- JOB:
Every record must appear in your copy exactly as written, with no pictures.
[start]
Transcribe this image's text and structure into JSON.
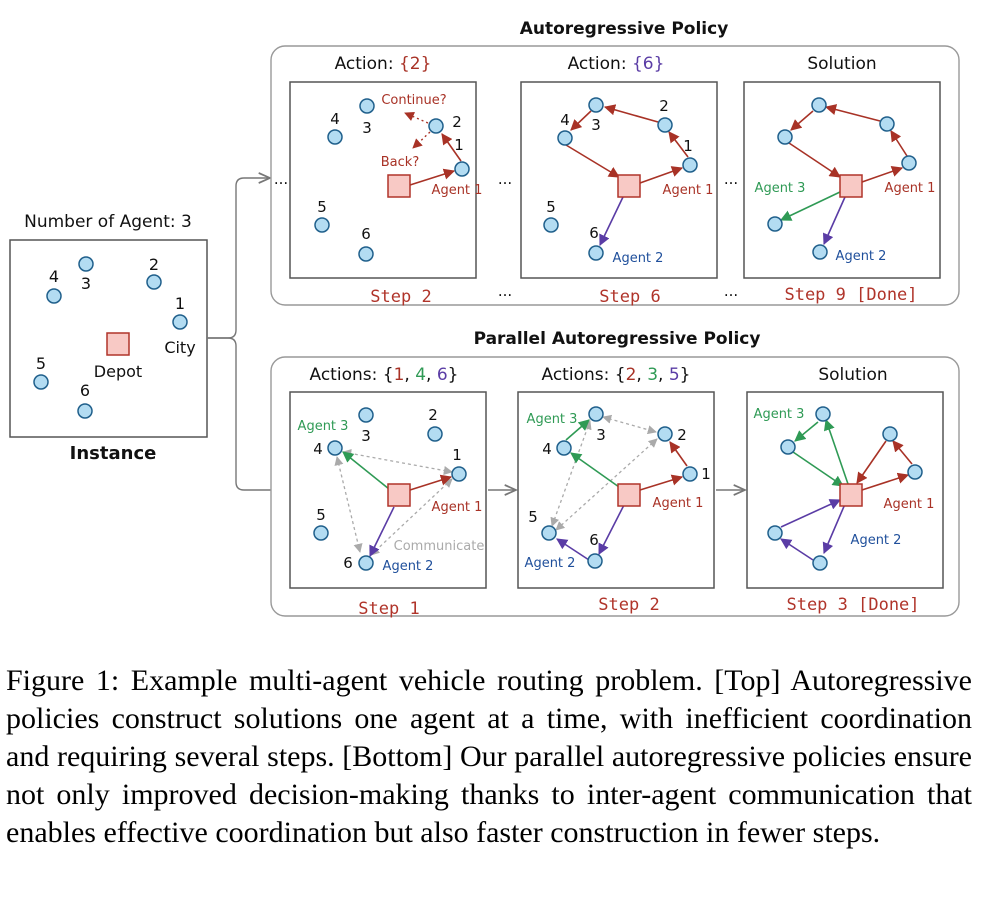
{
  "instance": {
    "header": "Number of Agent: 3",
    "label": "Instance",
    "depot_label": "Depot",
    "city_label": "City",
    "nodes": [
      "1",
      "2",
      "3",
      "4",
      "5",
      "6"
    ]
  },
  "top": {
    "title": "Autoregressive Policy",
    "panels": [
      {
        "header_prefix": "Action: ",
        "header_value": "{2}",
        "step": "Step 2"
      },
      {
        "header_prefix": "Action: ",
        "header_value": "{6}",
        "step": "Step 6"
      },
      {
        "header_prefix": "",
        "header_value": "Solution",
        "step": "Step 9 [Done]"
      }
    ],
    "continue_label": "Continue?",
    "back_label": "Back?",
    "ellipsis": "..."
  },
  "bottom": {
    "title": "Parallel Autoregressive Policy",
    "panels": [
      {
        "header_prefix": "Actions: ",
        "header_open": "{",
        "header_values": [
          "1",
          "4",
          "6"
        ],
        "header_close": "}",
        "step": "Step 1"
      },
      {
        "header_prefix": "Actions: ",
        "header_open": "{",
        "header_values": [
          "2",
          "3",
          "5"
        ],
        "header_close": "}",
        "step": "Step 2"
      },
      {
        "header_prefix": "",
        "header_value": "Solution",
        "step": "Step 3 [Done]"
      }
    ],
    "communicate_label": "Communicate"
  },
  "agents": {
    "a1": "Agent 1",
    "a2": "Agent 2",
    "a3": "Agent 3"
  },
  "colors": {
    "agent1": "#a83226",
    "agent2": "#5a3ca5",
    "agent3": "#2f9a55",
    "node_fill": "#b3dcf2",
    "node_stroke": "#1f5f8b",
    "depot_fill": "#f8c9c5",
    "depot_stroke": "#b0342a",
    "step_text": "#b0342a",
    "communicate": "#aaaaaa"
  },
  "caption": "Figure 1: Example multi-agent vehicle routing problem. [Top] Autoregressive policies construct solutions one agent at a time, with inefficient coordination and requiring several steps. [Bottom] Our parallel autoregressive policies ensure not only improved decision-making thanks to inter-agent communication that enables effective coordination but also faster construction in fewer steps."
}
[end]
- FULL RESPONSE:
Transcribe this image's text and structure into JSON.
{
  "instance": {
    "header": "Number of Agent: 3",
    "label": "Instance",
    "depot_label": "Depot",
    "city_label": "City",
    "nodes": [
      "1",
      "2",
      "3",
      "4",
      "5",
      "6"
    ]
  },
  "top": {
    "title": "Autoregressive Policy",
    "panels": [
      {
        "header_prefix": "Action: ",
        "header_value": "{2}",
        "step": "Step 2"
      },
      {
        "header_prefix": "Action: ",
        "header_value": "{6}",
        "step": "Step 6"
      },
      {
        "header_prefix": "",
        "header_value": "Solution",
        "step": "Step 9 [Done]"
      }
    ],
    "continue_label": "Continue?",
    "back_label": "Back?",
    "ellipsis": "..."
  },
  "bottom": {
    "title": "Parallel Autoregressive Policy",
    "panels": [
      {
        "header_prefix": "Actions: ",
        "header_open": "{",
        "header_values": [
          "1",
          "4",
          "6"
        ],
        "header_close": "}",
        "step": "Step 1"
      },
      {
        "header_prefix": "Actions: ",
        "header_open": "{",
        "header_values": [
          "2",
          "3",
          "5"
        ],
        "header_close": "}",
        "step": "Step 2"
      },
      {
        "header_prefix": "",
        "header_value": "Solution",
        "step": "Step 3 [Done]"
      }
    ],
    "communicate_label": "Communicate"
  },
  "agents": {
    "a1": "Agent 1",
    "a2": "Agent 2",
    "a3": "Agent 3"
  },
  "colors": {
    "agent1": "#a83226",
    "agent2": "#5a3ca5",
    "agent3": "#2f9a55",
    "node_fill": "#b3dcf2",
    "node_stroke": "#1f5f8b",
    "depot_fill": "#f8c9c5",
    "depot_stroke": "#b0342a",
    "step_text": "#b0342a",
    "communicate": "#aaaaaa"
  },
  "caption": "Figure 1: Example multi-agent vehicle routing problem. [Top] Autoregressive policies construct solutions one agent at a time, with inefficient coordination and requiring several steps. [Bottom] Our parallel autoregressive policies ensure not only improved decision-making thanks to inter-agent communication that enables effective coordination but also faster construction in fewer steps."
}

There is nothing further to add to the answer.